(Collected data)

/---

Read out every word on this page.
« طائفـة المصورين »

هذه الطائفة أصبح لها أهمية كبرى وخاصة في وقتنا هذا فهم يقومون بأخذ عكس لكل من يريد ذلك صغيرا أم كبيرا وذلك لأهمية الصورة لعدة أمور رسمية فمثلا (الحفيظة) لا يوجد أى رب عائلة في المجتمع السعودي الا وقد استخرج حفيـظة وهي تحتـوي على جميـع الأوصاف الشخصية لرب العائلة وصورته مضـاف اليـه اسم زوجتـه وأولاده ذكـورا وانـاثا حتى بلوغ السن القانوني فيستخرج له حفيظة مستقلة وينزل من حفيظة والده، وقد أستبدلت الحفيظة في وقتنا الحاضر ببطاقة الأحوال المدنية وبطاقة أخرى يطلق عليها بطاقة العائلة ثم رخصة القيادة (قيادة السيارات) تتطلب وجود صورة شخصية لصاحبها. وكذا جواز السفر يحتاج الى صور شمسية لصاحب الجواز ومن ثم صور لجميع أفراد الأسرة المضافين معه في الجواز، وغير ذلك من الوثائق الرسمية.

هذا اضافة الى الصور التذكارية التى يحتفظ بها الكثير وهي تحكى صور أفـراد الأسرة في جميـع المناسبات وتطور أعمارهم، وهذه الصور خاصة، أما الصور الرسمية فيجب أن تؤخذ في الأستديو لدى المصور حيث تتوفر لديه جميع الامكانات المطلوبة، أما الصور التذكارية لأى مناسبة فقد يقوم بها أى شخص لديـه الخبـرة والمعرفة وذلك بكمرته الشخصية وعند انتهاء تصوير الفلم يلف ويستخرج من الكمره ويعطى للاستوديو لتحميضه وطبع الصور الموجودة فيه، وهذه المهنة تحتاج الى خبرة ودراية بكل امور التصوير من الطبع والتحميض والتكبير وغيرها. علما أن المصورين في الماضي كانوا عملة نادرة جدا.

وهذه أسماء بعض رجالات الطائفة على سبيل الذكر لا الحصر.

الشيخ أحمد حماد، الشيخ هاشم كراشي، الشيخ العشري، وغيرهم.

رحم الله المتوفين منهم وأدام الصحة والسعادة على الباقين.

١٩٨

\---

All of the entries need to be reproduced exactly; please write them out.

**SOLUTION TO THIS PROBLEM**
Read out every word on this page.
« طائفـة المصورين »

هذه الطائفة أصبح لها أهمية كبرى وخاصة في وقتنا هذا فهم يقومون بأخذ عكس لكل من يريد ذلك صغيرا أم كبيرا وذلك لأهمية الصورة لعدة أمور رسمية فمثلا (الحفيظة) لا يوجد أى رب عائلة في المجتمع السعودي الا وقد استخرج حفيـظة وهي تحتـوي على جميـع الأوصاف الشخصية لرب العائلة وصورته مضـاف اليـه اسم زوجتـه وأولاده ذكـورا وانـاثا حتى بلوغ السن القانوني فيستخرج له حفيظة مستقلة وينزل من حفيظة والده، وقد أستبدلت الحفيظة في وقتنا الحاضر ببطاقة الأحوال المدنية وبطاقة أخرى يطلق عليها بطاقة العائلة ثم رخصة القيادة (قيادة السيارات) تتطلب وجود صورة شخصية لصاحبها. وكذا جواز السفر يحتاج الى صور شمسية لصاحب الجواز ومن ثم صور لجميع أفراد الأسرة المضافين معه في الجواز، وغير ذلك من الوثائق الرسمية.

هذا اضافة الى الصور التذكارية التى يحتفظ بها الكثير وهي تحكى صور أفـراد الأسرة في جميـع المناسبات وتطور أعمارهم، وهذه الصور خاصة، أما الصور الرسمية فيجب أن تؤخذ في الأستديو لدى المصور حيث تتوفر لديه جميع الامكانات المطلوبة، أما الصور التذكارية لأى مناسبة فقد يقوم بها أى شخص لديـه الخبـرة والمعرفة وذلك بكمرته الشخصية وعند انتهاء تصوير الفلم يلف ويستخرج من الكمره ويعطى للاستوديو لتحميضه وطبع الصور الموجودة فيه، وهذه المهنة تحتاج الى خبرة ودراية بكل امور التصوير من الطبع والتحميض والتكبير وغيرها. علما أن المصورين في الماضي كانوا عملة نادرة جدا.

وهذه أسماء بعض رجالات الطائفة على سبيل الذكر لا الحصر.

الشيخ أحمد حماد، الشيخ هاشم كراشي، الشيخ العشري، وغيرهم.

رحم الله المتوفين منهم وأدام الصحة والسعادة على الباقين.

١٩٨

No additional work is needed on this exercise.